# Stored data start
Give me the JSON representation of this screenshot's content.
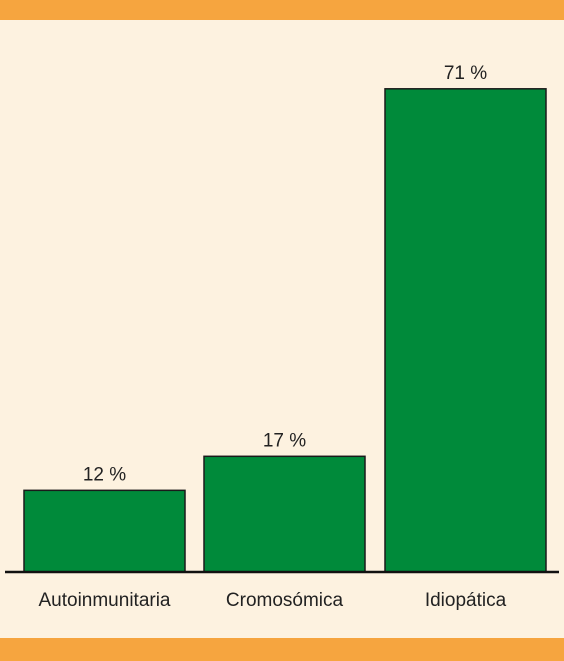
{
  "colors": {
    "background": "#fdf2e0",
    "band": "#f6a53f",
    "bar": "#008a3a"
  },
  "chart_data": {
    "type": "bar",
    "categories": [
      "Autoinmunitaria",
      "Cromosómica",
      "Idiopática"
    ],
    "values": [
      12,
      17,
      71
    ],
    "value_labels": [
      "12 %",
      "17 %",
      "71 %"
    ],
    "unit": "%",
    "ylim": [
      0,
      72
    ],
    "grid": false,
    "legend": "none"
  }
}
# Stored data end
_What to work on_.
Reproduce all of the data exactly; the pictures do not belong in the copy.

_Output for this exercise_.
Give me the JSON representation of this screenshot's content.
{
  "colors": {
    "background": "#fdf2e0",
    "band": "#f6a53f",
    "bar": "#008a3a"
  },
  "chart_data": {
    "type": "bar",
    "categories": [
      "Autoinmunitaria",
      "Cromosómica",
      "Idiopática"
    ],
    "values": [
      12,
      17,
      71
    ],
    "value_labels": [
      "12 %",
      "17 %",
      "71 %"
    ],
    "unit": "%",
    "ylim": [
      0,
      72
    ],
    "grid": false,
    "legend": "none"
  }
}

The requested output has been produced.